A mediodía también te echo de menos porque, cuanto más me relleno de gente, menos me vacío de ti. Así que te encuentro flotando con el humo del tabaco o en el ruido de los coches que se enfurruñan con la cuesta. Pero no consigo odiarte y un silencio de pájaros te trae de nuevo de visita.

Por la tarde todo eres tú y te hallo continuamente en las ventanas que saltan, en la pantalla muda que habla sin decir, en el camino que recorro para salvar las palabras sin pronunciarlas… También te echo de menos en los semáforos de hombrecillo rojo o te aparco poniéndote la mano en la nunca mientras pongo cuidado en la maniobra para no lastimarte el cuello.

No se acaba con la noche mi colección de formas de echarte de menos. Porque añoro tu sonrisa perpetua en la esporádica de los otros o tus ojos en las letras del libro que intentó leer sin concentrarme. Hasta que me canso de tanta ausencia y me dedico a traerte a mi lado mientras escribo.

Y despierto aún, enredándome en ese murmullo de pensamientos que las sábanas amortiguan poco a poco, te echo tendidamente de menos hasta que no consigo imaginar el peso de tu cabeza en mi pecho. Después, a veces me duermo.

Me quedan algunas más que contar, pero no quiero parecer pesado y, además, haría falta otro capítulo. Pero quiero que sepas que, de entre todas las formas de extrañarte que practico, la más perversa, la más dura, la más difícil, siempre consiste en estar contigo relleno de otros y no poder hablarte, ni mirarte, ni sentirte. Entonces, te echo tanto de menos que tengo que dejar de quererte un rato para poder odiarme yo.

A veces me figuro que estoy enamorado

A veces me figuro que estoy enamorado,
y es dulce, y es extraño,
aunque, visto por fuera, es estúpido, absurdo.
Las canciones de moda me parecen bonitas,
y me siento tan solo
que por las noches bebo más que de costumbre.
Me ha enamorado Adela, me ha enamorado Marta,
y, alternativamente, Susanita y Carmen,
y, alternativamente, soy feliz y lloro.
No soy muy inteligente, como se comprende,
pero me complace saberme uno de tantos
y en ser vulgarcillo hallo cierto descanso.

— Problema —
Edita el fragmento en todo lo que va desde "Me ha enamorado Adela, me" hasta "hallo cierto descanso.", y pon "Elena" donde dice "Adela". Los datos no tienen ninguna relación con el fragmento.

— Extracto de datos —

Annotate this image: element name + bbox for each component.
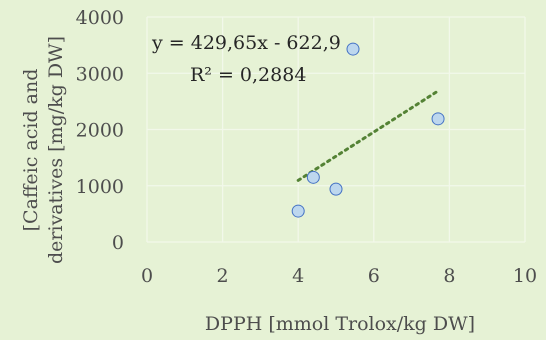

— Respuesta completa —
Me ha enamorado Elena, me ha enamorado Marta,
y, alternativamente, Susanita y Carmen,
y, alternativamente, soy feliz y lloro.
No soy muy inteligente, como se comprende,
pero me complace saberme uno de tantos
y en ser vulgarcillo hallo cierto descanso.